- [Required work]:
Images are excluded; otherwise, output every record exactly.
-- start Data listing --
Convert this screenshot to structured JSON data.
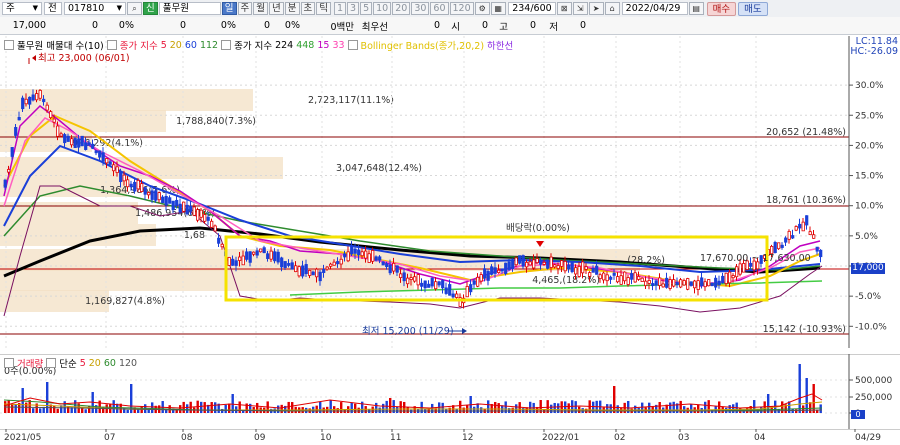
{
  "toolbar1": {
    "market": "주",
    "period": "전",
    "code": "017810",
    "badge_new": "신",
    "name": "풀무원",
    "button_il": "일",
    "period_buttons": [
      "주",
      "월",
      "년",
      "분",
      "초",
      "틱"
    ],
    "minute_buttons": [
      "1",
      "3",
      "5",
      "10",
      "20",
      "30",
      "60",
      "120"
    ],
    "count": "234/600",
    "date": "2022/04/29",
    "buy_label": "매수",
    "sell_label": "매도"
  },
  "toolbar2": {
    "price": "17,000",
    "change": "0",
    "change_rate": "0%",
    "v1": "0",
    "v2": "0%",
    "v3": "0",
    "v4": "0%",
    "volume_money": "0백만",
    "priority_label": "최우선",
    "v5": "0",
    "open_label": "시",
    "open_val": "0",
    "high_label": "고",
    "high_val": "0",
    "low_label": "저",
    "low_val": "0"
  },
  "legend_main": {
    "title": "풀무원 매물대 수(10)",
    "ma_label": "종가 지수",
    "ma_periods": [
      "5",
      "20",
      "60",
      "112"
    ],
    "ma2_label": "종가 지수",
    "ma2_periods": [
      "224",
      "448",
      "15",
      "33"
    ],
    "bb_label": "Bollinger Bands(종가,20,2)",
    "bb_extra": "하한선",
    "colors": {
      "ma5": "#e8173a",
      "ma20": "#f5c400",
      "ma60": "#1a3fd8",
      "ma112": "#2e8b2e",
      "ma224": "#000000",
      "ma448": "#44cc44",
      "ma15": "#c000c0",
      "ma33": "#ff5fc0",
      "bb": "#e0c000"
    }
  },
  "legend_vol": {
    "title": "거래량",
    "ma_label": "단순",
    "periods": [
      "5",
      "20",
      "60",
      "120"
    ]
  },
  "info": {
    "lc": "LC:11.84",
    "hc": "HC:-26.09"
  },
  "annotations": {
    "high": "최고 23,000 (06/01)",
    "low": "최저 15,200 (11/29)",
    "dividend": "배당락(0.00%)",
    "line_upper": "20,652 (21.48%)",
    "line_mid": "18,761 (10.36%)",
    "line_lower": "15,142 (-10.93%)",
    "range_text": "17,670.00 ~ 17,630.00",
    "vol_zero": "0주(0.00%)"
  },
  "volume_profile": [
    {
      "label": "2,723,117(11.1%)",
      "value": 2723117
    },
    {
      "label": "1,788,840(7.3%)",
      "value": 1788840
    },
    {
      "label": "996,292(4.1%)",
      "value": 996292
    },
    {
      "label": "3,047,648(12.4%)",
      "value": 3047648
    },
    {
      "label": "1,364,986(5.6%)",
      "value": 1364986
    },
    {
      "label": "1,486,954(6.1%)",
      "value": 1486954
    },
    {
      "label": "1,68",
      "value": 1680000
    },
    {
      "label": "(28.2%)",
      "value": 6900000
    },
    {
      "label": "4,465,(18.2%)",
      "value": 4465000
    },
    {
      "label": "1,169,827(4.8%)",
      "value": 1169827
    }
  ],
  "y_axis_pct": [
    "30.0%",
    "25.0%",
    "20.0%",
    "15.0%",
    "10.0%",
    "5.0%",
    "0.0%",
    "-5.0%",
    "-10.0%"
  ],
  "y_axis_vol": [
    "500,000",
    "250,000",
    "0"
  ],
  "price_tag": "17,000",
  "vol_tag": "0",
  "x_axis": [
    "2021/05",
    "07",
    "08",
    "09",
    "10",
    "11",
    "12",
    "2022/01",
    "02",
    "03",
    "04",
    "04/29"
  ],
  "chart_data": {
    "type": "line",
    "title": "풀무원",
    "x": [
      "2021/05",
      "07",
      "08",
      "09",
      "10",
      "11",
      "12",
      "2022/01",
      "02",
      "03",
      "04",
      "04/29"
    ],
    "series": [
      {
        "name": "종가",
        "values": [
          20000,
          21000,
          18500,
          17800,
          17300,
          16500,
          16000,
          16800,
          16600,
          16300,
          17200,
          17000
        ]
      }
    ],
    "ylim": [
      -12,
      33
    ]
  }
}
-- end Data listing --
- [Answer]:
Convert this screenshot to structured JSON data.
{
  "toolbar1": {
    "market": "주",
    "period": "전",
    "code": "017810",
    "badge_new": "신",
    "name": "풀무원",
    "button_il": "일",
    "period_buttons": [
      "주",
      "월",
      "년",
      "분",
      "초",
      "틱"
    ],
    "minute_buttons": [
      "1",
      "3",
      "5",
      "10",
      "20",
      "30",
      "60",
      "120"
    ],
    "count": "234/600",
    "date": "2022/04/29",
    "buy_label": "매수",
    "sell_label": "매도"
  },
  "toolbar2": {
    "price": "17,000",
    "change": "0",
    "change_rate": "0%",
    "v1": "0",
    "v2": "0%",
    "v3": "0",
    "v4": "0%",
    "volume_money": "0백만",
    "priority_label": "최우선",
    "v5": "0",
    "open_label": "시",
    "open_val": "0",
    "high_label": "고",
    "high_val": "0",
    "low_label": "저",
    "low_val": "0"
  },
  "legend_main": {
    "title": "풀무원 매물대 수(10)",
    "ma_label": "종가 지수",
    "ma_periods": [
      "5",
      "20",
      "60",
      "112"
    ],
    "ma2_label": "종가 지수",
    "ma2_periods": [
      "224",
      "448",
      "15",
      "33"
    ],
    "bb_label": "Bollinger Bands(종가,20,2)",
    "bb_extra": "하한선",
    "colors": {
      "ma5": "#e8173a",
      "ma20": "#f5c400",
      "ma60": "#1a3fd8",
      "ma112": "#2e8b2e",
      "ma224": "#000000",
      "ma448": "#44cc44",
      "ma15": "#c000c0",
      "ma33": "#ff5fc0",
      "bb": "#e0c000"
    }
  },
  "legend_vol": {
    "title": "거래량",
    "ma_label": "단순",
    "periods": [
      "5",
      "20",
      "60",
      "120"
    ]
  },
  "info": {
    "lc": "LC:11.84",
    "hc": "HC:-26.09"
  },
  "annotations": {
    "high": "최고 23,000 (06/01)",
    "low": "최저 15,200 (11/29)",
    "dividend": "배당락(0.00%)",
    "line_upper": "20,652 (21.48%)",
    "line_mid": "18,761 (10.36%)",
    "line_lower": "15,142 (-10.93%)",
    "range_text": "17,670.00 ~ 17,630.00",
    "vol_zero": "0주(0.00%)"
  },
  "volume_profile": [
    {
      "label": "2,723,117(11.1%)",
      "value": 2723117
    },
    {
      "label": "1,788,840(7.3%)",
      "value": 1788840
    },
    {
      "label": "996,292(4.1%)",
      "value": 996292
    },
    {
      "label": "3,047,648(12.4%)",
      "value": 3047648
    },
    {
      "label": "1,364,986(5.6%)",
      "value": 1364986
    },
    {
      "label": "1,486,954(6.1%)",
      "value": 1486954
    },
    {
      "label": "1,68",
      "value": 1680000
    },
    {
      "label": "(28.2%)",
      "value": 6900000
    },
    {
      "label": "4,465,(18.2%)",
      "value": 4465000
    },
    {
      "label": "1,169,827(4.8%)",
      "value": 1169827
    }
  ],
  "y_axis_pct": [
    "30.0%",
    "25.0%",
    "20.0%",
    "15.0%",
    "10.0%",
    "5.0%",
    "0.0%",
    "-5.0%",
    "-10.0%"
  ],
  "y_axis_vol": [
    "500,000",
    "250,000",
    "0"
  ],
  "price_tag": "17,000",
  "vol_tag": "0",
  "x_axis": [
    "2021/05",
    "07",
    "08",
    "09",
    "10",
    "11",
    "12",
    "2022/01",
    "02",
    "03",
    "04",
    "04/29"
  ],
  "chart_data": {
    "type": "line",
    "title": "풀무원",
    "x": [
      "2021/05",
      "07",
      "08",
      "09",
      "10",
      "11",
      "12",
      "2022/01",
      "02",
      "03",
      "04",
      "04/29"
    ],
    "series": [
      {
        "name": "종가",
        "values": [
          20000,
          21000,
          18500,
          17800,
          17300,
          16500,
          16000,
          16800,
          16600,
          16300,
          17200,
          17000
        ]
      }
    ],
    "ylim": [
      -12,
      33
    ]
  }
}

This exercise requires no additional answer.